Quote the whole listing exactly. Leave the pictures out of your copy.

Dataset items:
+ + + + + + +

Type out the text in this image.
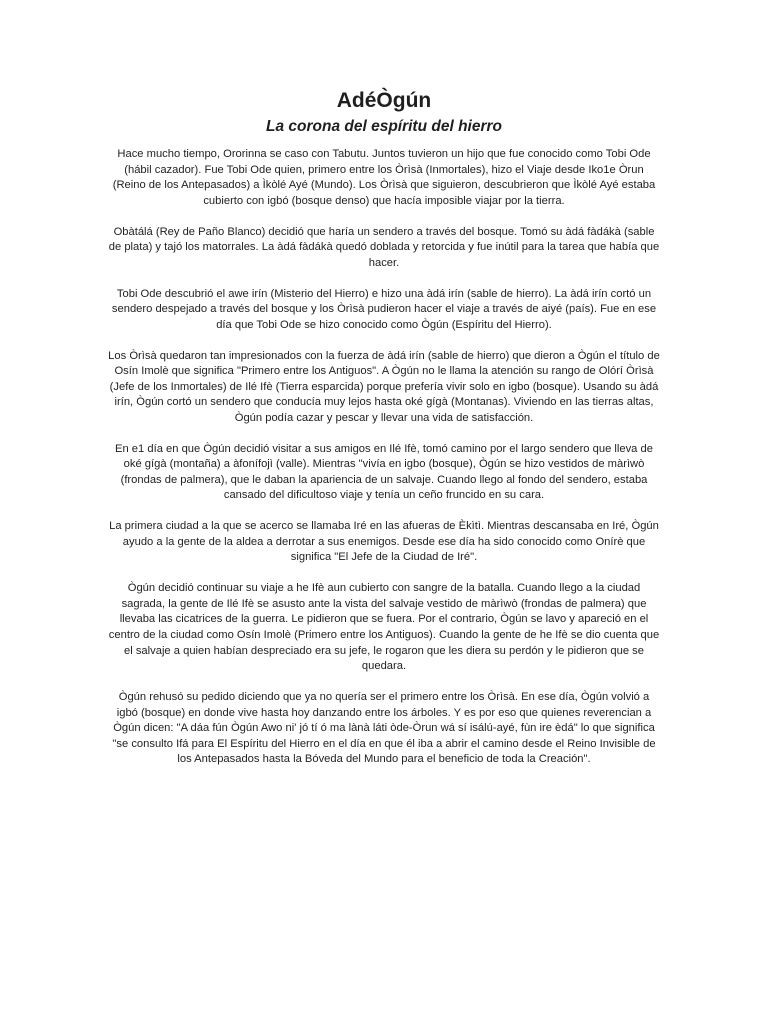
AdéÒgún
La corona del espíritu del hierro

Hace mucho tiempo, Ororinna se caso con Tabutu. Juntos tuvieron un hijo que fue conocido como Tobi Ode (hábil cazador). Fue Tobi Ode quien, primero entre los Òrìsà (Inmortales), hizo el Viaje desde Iko1e Òrun (Reino de los Antepasados) a Ìkòlé Ayé (Mundo). Los Òrìsà que siguieron, descubrieron que Ìkòlé Ayé estaba cubierto con igbó (bosque denso) que hacía imposible viajar por la tierra.

Obàtálá (Rey de Paño Blanco) decidió que haría un sendero a través del bosque. Tomó su àdá fàdákà (sable de plata) y tajó los matorrales. La àdá fàdákà quedó doblada y retorcida y fue inútil para la tarea que había que hacer.

Tobi Ode descubrió el awe irín (Misterio del Hierro) e hizo una àdá irín (sable de hierro). La àdá irín cortó un sendero despejado a través del bosque y los Òrìsà pudieron hacer el viaje a través de aiyé (país). Fue en ese día que Tobi Ode se hizo conocido como Ògún (Espíritu del Hierro).

Los Òrìsà quedaron tan impresionados con la fuerza de àdá irín (sable de hierro) que dieron a Ògún el título de Osín Imolè que significa "Primero entre los Antiguos". A Ògún no le llama la atención su rango de Olórí Òrìsà (Jefe de los Inmortales) de Ilé Ifè (Tierra esparcida) porque prefería vivir solo en igbo (bosque). Usando su àdá irín, Ògún cortó un sendero que conducía muy lejos hasta oké gígà (Montanas). Viviendo en las tierras altas, Ògún podía cazar y pescar y llevar una vida de satisfacción.

En e1 día en que Ògún decidió visitar a sus amigos en Ilé Ifè, tomó camino por el largo sendero que lleva de oké gígà (montaña) a àfonífojì (valle). Mientras "vivía en igbo (bosque), Ògún se hizo vestidos de màrìwò (frondas de palmera), que le daban la apariencia de un salvaje. Cuando llego al fondo del sendero, estaba cansado del dificultoso viaje y tenía un ceño fruncido en su cara.

La primera ciudad a la que se acerco se llamaba Iré en las afueras de Èkìtì. Mientras descansaba en Iré, Ògún ayudo a la gente de la aldea a derrotar a sus enemigos. Desde ese día ha sido conocido como Onírè que significa "El Jefe de la Ciudad de Iré".

Ògún decidió continuar su viaje a he Ifè aun cubierto con sangre de la batalla. Cuando llego a la ciudad sagrada, la gente de Ilé Ifè se asusto ante la vista del salvaje vestido de màrìwò (frondas de palmera) que llevaba las cicatrices de la guerra. Le pidieron que se fuera. Por el contrario, Ògún se lavo y apareció en el centro de la ciudad como Osín Imolè (Primero entre los Antiguos). Cuando la gente de he Ifè se dio cuenta que el salvaje a quien habían despreciado era su jefe, le rogaron que les diera su perdón y le pidieron que se quedara.

Ògún rehusó su pedido diciendo que ya no quería ser el primero entre los Òrìsà. En ese día, Ògún volvió a igbó (bosque) en donde vive hasta hoy danzando entre los árboles. Y es por eso que quienes reverencian a Ògún dicen: "A dáa fún Ògún Awo ni' jó tí ó ma lànà láti òde-Òrun wá sí isálú-ayé, fùn ire èdá" lo que significa "se consulto Ifá para El Espíritu del Hierro en el día en que él iba a abrir el camino desde el Reino Invisible de los Antepasados hasta la Bóveda del Mundo para el beneficio de toda la Creación".
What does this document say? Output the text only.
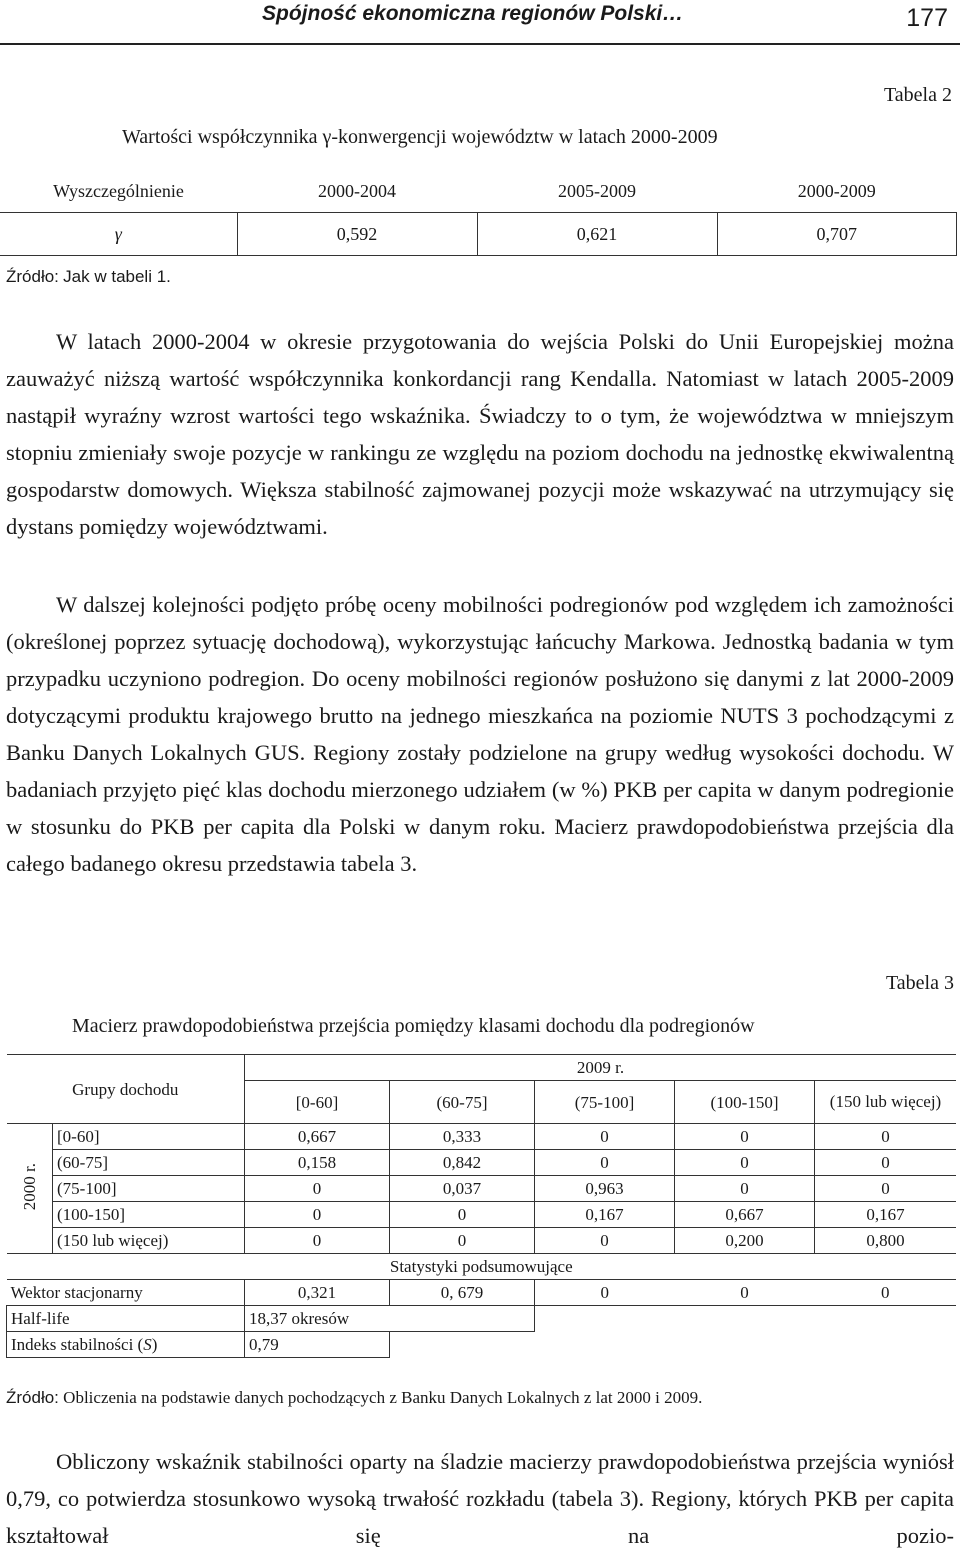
Spójność ekonomiczna regionów Polski…	177
Tabela 2
Wartości współczynnika γ-konwergencji województw w latach 2000-2009
Wyszczególnienie	2000-2004	2005-2009	2000-2009
γ	0,592	0,621	0,707
Źródło: Jak w tabeli 1.
W latach 2000-2004 w okresie przygotowania do wejścia Polski do Unii Europejskiej można zauważyć niższą wartość współczynnika konkordancji rang Kendalla. Natomiast w latach 2005-2009 nastąpił wyraźny wzrost wartości tego wskaźnika. Świadczy to o tym, że województwa w mniejszym stopniu zmieniały swoje pozycje w rankingu ze względu na poziom dochodu na jednostkę ekwiwalentną gospodarstw domowych. Większa stabilność zajmowanej pozycji może wskazywać na utrzymujący się dystans pomiędzy województwami.
W dalszej kolejności podjęto próbę oceny mobilności podregionów pod względem ich zamożności (określonej poprzez sytuację dochodową), wykorzystując łańcuchy Markowa. Jednostką badania w tym przypadku uczyniono podregion. Do oceny mobilności regionów posłużono się danymi z lat 2000-2009 dotyczącymi produktu krajowego brutto na jednego mieszkańca na poziomie NUTS 3 pochodzącymi z Banku Danych Lokalnych GUS. Regiony zostały podzielone na grupy według wysokości dochodu. W badaniach przyjęto pięć klas dochodu mierzonego udziałem (w %) PKB per capita w danym podregionie w stosunku do PKB per capita dla Polski w danym roku. Macierz prawdopodobieństwa przejścia dla całego badanego okresu przedstawia tabela 3.
Tabela 3
Macierz prawdopodobieństwa przejścia pomiędzy klasami dochodu dla podregionów
Grupy dochodu		2009 r.				
		[0-60]	(60-75]	(75-100]	(100-150]	(150 lub więcej)
2000 r.	[0-60]	0,667	0,333	0	0	0
	(60-75]	0,158	0,842	0	0	0
	(75-100]	0	0,037	0,963	0	0
	(100-150]	0	0	0,167	0,667	0,167
	(150 lub więcej)	0	0	0	0,200	0,800
Statystyki podsumowujące						
Wektor stacjonarny		0,321	0, 679	0	0	0
Half-life		18,37 okresów				
Indeks stabilności (S)		0,79				
Źródło: Obliczenia na podstawie danych pochodzących z Banku Danych Lokalnych z lat 2000 i 2009.
Obliczony wskaźnik stabilności oparty na śladzie macierzy prawdopodobieństwa przejścia wyniósł 0,79, co potwierdza stosunkowo wysoką trwałość rozkładu (tabela 3). Regiony, których PKB per capita kształtował się na pozio-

+ + + + + + +

● Complete output
Type out the text in this image.
AdéÒgún
La corona del espíritu del hierro

Hace mucho tiempo, Ororinna se caso con Tabutu. Juntos tuvieron un hijo que fue conocido como Tobi Ode (hábil cazador). Fue Tobi Ode quien, primero entre los Òrìsà (Inmortales), hizo el Viaje desde Iko1e Òrun (Reino de los Antepasados) a Ìkòlé Ayé (Mundo). Los Òrìsà que siguieron, descubrieron que Ìkòlé Ayé estaba cubierto con igbó (bosque denso) que hacía imposible viajar por la tierra.

Obàtálá (Rey de Paño Blanco) decidió que haría un sendero a través del bosque. Tomó su àdá fàdákà (sable de plata) y tajó los matorrales. La àdá fàdákà quedó doblada y retorcida y fue inútil para la tarea que había que hacer.

Tobi Ode descubrió el awe irín (Misterio del Hierro) e hizo una àdá irín (sable de hierro). La àdá irín cortó un sendero despejado a través del bosque y los Òrìsà pudieron hacer el viaje a través de aiyé (país). Fue en ese día que Tobi Ode se hizo conocido como Ògún (Espíritu del Hierro).

Los Òrìsà quedaron tan impresionados con la fuerza de àdá irín (sable de hierro) que dieron a Ògún el título de Osín Imolè que significa "Primero entre los Antiguos". A Ògún no le llama la atención su rango de Olórí Òrìsà (Jefe de los Inmortales) de Ilé Ifè (Tierra esparcida) porque prefería vivir solo en igbo (bosque). Usando su àdá irín, Ògún cortó un sendero que conducía muy lejos hasta oké gígà (Montanas). Viviendo en las tierras altas, Ògún podía cazar y pescar y llevar una vida de satisfacción.

En e1 día en que Ògún decidió visitar a sus amigos en Ilé Ifè, tomó camino por el largo sendero que lleva de oké gígà (montaña) a àfonífojì (valle). Mientras "vivía en igbo (bosque), Ògún se hizo vestidos de màrìwò (frondas de palmera), que le daban la apariencia de un salvaje. Cuando llego al fondo del sendero, estaba cansado del dificultoso viaje y tenía un ceño fruncido en su cara.

La primera ciudad a la que se acerco se llamaba Iré en las afueras de Èkìtì. Mientras descansaba en Iré, Ògún ayudo a la gente de la aldea a derrotar a sus enemigos. Desde ese día ha sido conocido como Onírè que significa "El Jefe de la Ciudad de Iré".

Ògún decidió continuar su viaje a he Ifè aun cubierto con sangre de la batalla. Cuando llego a la ciudad sagrada, la gente de Ilé Ifè se asusto ante la vista del salvaje vestido de màrìwò (frondas de palmera) que llevaba las cicatrices de la guerra. Le pidieron que se fuera. Por el contrario, Ògún se lavo y apareció en el centro de la ciudad como Osín Imolè (Primero entre los Antiguos). Cuando la gente de he Ifè se dio cuenta que el salvaje a quien habían despreciado era su jefe, le rogaron que les diera su perdón y le pidieron que se quedara.

Ògún rehusó su pedido diciendo que ya no quería ser el primero entre los Òrìsà. En ese día, Ògún volvió a igbó (bosque) en donde vive hasta hoy danzando entre los árboles. Y es por eso que quienes reverencian a Ògún dicen: "A dáa fún Ògún Awo ni' jó tí ó ma lànà láti òde-Òrun wá sí isálú-ayé, fùn ire èdá" lo que significa "se consulto Ifá para El Espíritu del Hierro en el día en que él iba a abrir el camino desde el Reino Invisible de los Antepasados hasta la Bóveda del Mundo para el beneficio de toda la Creación".
What does this document say? Output the text only.
Spójność ekonomiczna regionów Polski…	177
Tabela 2
Wartości współczynnika γ-konwergencji województw w latach 2000-2009
Wyszczególnienie	2000-2004	2005-2009	2000-2009
γ	0,592	0,621	0,707
Źródło: Jak w tabeli 1.
W latach 2000-2004 w okresie przygotowania do wejścia Polski do Unii Europejskiej można zauważyć niższą wartość współczynnika konkordancji rang Kendalla. Natomiast w latach 2005-2009 nastąpił wyraźny wzrost wartości tego wskaźnika. Świadczy to o tym, że województwa w mniejszym stopniu zmieniały swoje pozycje w rankingu ze względu na poziom dochodu na jednostkę ekwiwalentną gospodarstw domowych. Większa stabilność zajmowanej pozycji może wskazywać na utrzymujący się dystans pomiędzy województwami.
W dalszej kolejności podjęto próbę oceny mobilności podregionów pod względem ich zamożności (określonej poprzez sytuację dochodową), wykorzystując łańcuchy Markowa. Jednostką badania w tym przypadku uczyniono podregion. Do oceny mobilności regionów posłużono się danymi z lat 2000-2009 dotyczącymi produktu krajowego brutto na jednego mieszkańca na poziomie NUTS 3 pochodzącymi z Banku Danych Lokalnych GUS. Regiony zostały podzielone na grupy według wysokości dochodu. W badaniach przyjęto pięć klas dochodu mierzonego udziałem (w %) PKB per capita w danym podregionie w stosunku do PKB per capita dla Polski w danym roku. Macierz prawdopodobieństwa przejścia dla całego badanego okresu przedstawia tabela 3.
Tabela 3
Macierz prawdopodobieństwa przejścia pomiędzy klasami dochodu dla podregionów
Grupy dochodu		2009 r.				
		[0-60]	(60-75]	(75-100]	(100-150]	(150 lub więcej)
2000 r.	[0-60]	0,667	0,333	0	0	0
	(60-75]	0,158	0,842	0	0	0
	(75-100]	0	0,037	0,963	0	0
	(100-150]	0	0	0,167	0,667	0,167
	(150 lub więcej)	0	0	0	0,200	0,800
Statystyki podsumowujące						
Wektor stacjonarny		0,321	0, 679	0	0	0
Half-life		18,37 okresów				
Indeks stabilności (S)		0,79				
Źródło: Obliczenia na podstawie danych pochodzących z Banku Danych Lokalnych z lat 2000 i 2009.
Obliczony wskaźnik stabilności oparty na śladzie macierzy prawdopodobieństwa przejścia wyniósł 0,79, co potwierdza stosunkowo wysoką trwałość rozkładu (tabela 3). Regiony, których PKB per capita kształtował się na pozio-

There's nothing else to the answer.